• Challenge: Copy out each line exactly; pictures stay out of the copy.

-- START Task inputs --

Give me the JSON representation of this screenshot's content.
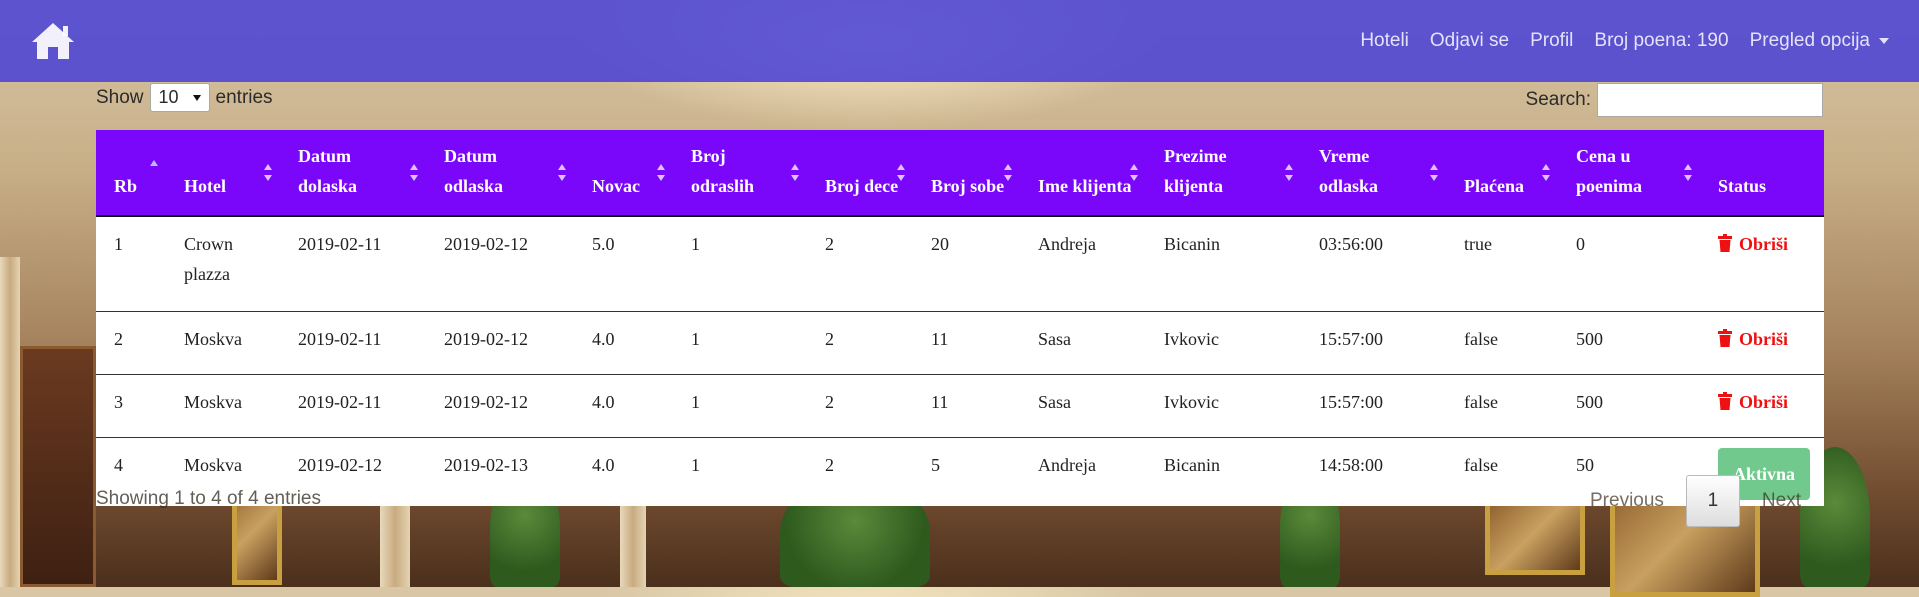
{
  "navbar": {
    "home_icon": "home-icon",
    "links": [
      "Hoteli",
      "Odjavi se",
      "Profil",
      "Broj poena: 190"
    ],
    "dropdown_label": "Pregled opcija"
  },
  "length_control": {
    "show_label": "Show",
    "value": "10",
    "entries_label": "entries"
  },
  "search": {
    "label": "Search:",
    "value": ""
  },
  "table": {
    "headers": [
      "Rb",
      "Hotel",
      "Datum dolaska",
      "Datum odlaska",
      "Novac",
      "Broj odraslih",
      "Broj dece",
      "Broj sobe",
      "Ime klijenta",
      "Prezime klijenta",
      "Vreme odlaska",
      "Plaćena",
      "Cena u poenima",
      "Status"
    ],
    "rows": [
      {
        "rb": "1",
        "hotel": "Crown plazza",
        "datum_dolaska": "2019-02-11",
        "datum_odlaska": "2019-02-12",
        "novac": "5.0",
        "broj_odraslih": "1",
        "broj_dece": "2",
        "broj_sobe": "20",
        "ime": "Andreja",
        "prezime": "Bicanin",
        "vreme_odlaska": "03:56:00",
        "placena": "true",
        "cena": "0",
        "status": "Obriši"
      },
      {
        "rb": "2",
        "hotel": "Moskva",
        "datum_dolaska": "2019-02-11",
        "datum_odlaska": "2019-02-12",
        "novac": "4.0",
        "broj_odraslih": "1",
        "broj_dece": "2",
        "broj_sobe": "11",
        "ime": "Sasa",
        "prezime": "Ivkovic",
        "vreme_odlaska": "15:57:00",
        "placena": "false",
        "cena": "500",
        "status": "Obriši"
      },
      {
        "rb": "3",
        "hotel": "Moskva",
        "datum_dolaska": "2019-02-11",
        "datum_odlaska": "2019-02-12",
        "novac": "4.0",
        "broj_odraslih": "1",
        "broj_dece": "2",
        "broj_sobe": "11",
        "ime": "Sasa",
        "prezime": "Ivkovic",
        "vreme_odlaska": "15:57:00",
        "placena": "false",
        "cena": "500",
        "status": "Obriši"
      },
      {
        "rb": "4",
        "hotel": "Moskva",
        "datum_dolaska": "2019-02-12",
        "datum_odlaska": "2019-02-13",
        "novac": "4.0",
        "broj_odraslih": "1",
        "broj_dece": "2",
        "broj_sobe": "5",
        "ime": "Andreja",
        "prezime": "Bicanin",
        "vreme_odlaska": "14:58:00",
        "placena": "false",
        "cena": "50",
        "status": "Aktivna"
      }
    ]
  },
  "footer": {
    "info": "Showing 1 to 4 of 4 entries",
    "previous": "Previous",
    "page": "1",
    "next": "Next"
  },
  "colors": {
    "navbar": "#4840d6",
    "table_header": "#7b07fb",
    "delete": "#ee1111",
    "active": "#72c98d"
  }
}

-- END Task inputs --

• Reply:
Give me the JSON representation of this screenshot's content.
{
  "navbar": {
    "home_icon": "home-icon",
    "links": [
      "Hoteli",
      "Odjavi se",
      "Profil",
      "Broj poena: 190"
    ],
    "dropdown_label": "Pregled opcija"
  },
  "length_control": {
    "show_label": "Show",
    "value": "10",
    "entries_label": "entries"
  },
  "search": {
    "label": "Search:",
    "value": ""
  },
  "table": {
    "headers": [
      "Rb",
      "Hotel",
      "Datum dolaska",
      "Datum odlaska",
      "Novac",
      "Broj odraslih",
      "Broj dece",
      "Broj sobe",
      "Ime klijenta",
      "Prezime klijenta",
      "Vreme odlaska",
      "Plaćena",
      "Cena u poenima",
      "Status"
    ],
    "rows": [
      {
        "rb": "1",
        "hotel": "Crown plazza",
        "datum_dolaska": "2019-02-11",
        "datum_odlaska": "2019-02-12",
        "novac": "5.0",
        "broj_odraslih": "1",
        "broj_dece": "2",
        "broj_sobe": "20",
        "ime": "Andreja",
        "prezime": "Bicanin",
        "vreme_odlaska": "03:56:00",
        "placena": "true",
        "cena": "0",
        "status": "Obriši"
      },
      {
        "rb": "2",
        "hotel": "Moskva",
        "datum_dolaska": "2019-02-11",
        "datum_odlaska": "2019-02-12",
        "novac": "4.0",
        "broj_odraslih": "1",
        "broj_dece": "2",
        "broj_sobe": "11",
        "ime": "Sasa",
        "prezime": "Ivkovic",
        "vreme_odlaska": "15:57:00",
        "placena": "false",
        "cena": "500",
        "status": "Obriši"
      },
      {
        "rb": "3",
        "hotel": "Moskva",
        "datum_dolaska": "2019-02-11",
        "datum_odlaska": "2019-02-12",
        "novac": "4.0",
        "broj_odraslih": "1",
        "broj_dece": "2",
        "broj_sobe": "11",
        "ime": "Sasa",
        "prezime": "Ivkovic",
        "vreme_odlaska": "15:57:00",
        "placena": "false",
        "cena": "500",
        "status": "Obriši"
      },
      {
        "rb": "4",
        "hotel": "Moskva",
        "datum_dolaska": "2019-02-12",
        "datum_odlaska": "2019-02-13",
        "novac": "4.0",
        "broj_odraslih": "1",
        "broj_dece": "2",
        "broj_sobe": "5",
        "ime": "Andreja",
        "prezime": "Bicanin",
        "vreme_odlaska": "14:58:00",
        "placena": "false",
        "cena": "50",
        "status": "Aktivna"
      }
    ]
  },
  "footer": {
    "info": "Showing 1 to 4 of 4 entries",
    "previous": "Previous",
    "page": "1",
    "next": "Next"
  },
  "colors": {
    "navbar": "#4840d6",
    "table_header": "#7b07fb",
    "delete": "#ee1111",
    "active": "#72c98d"
  }
}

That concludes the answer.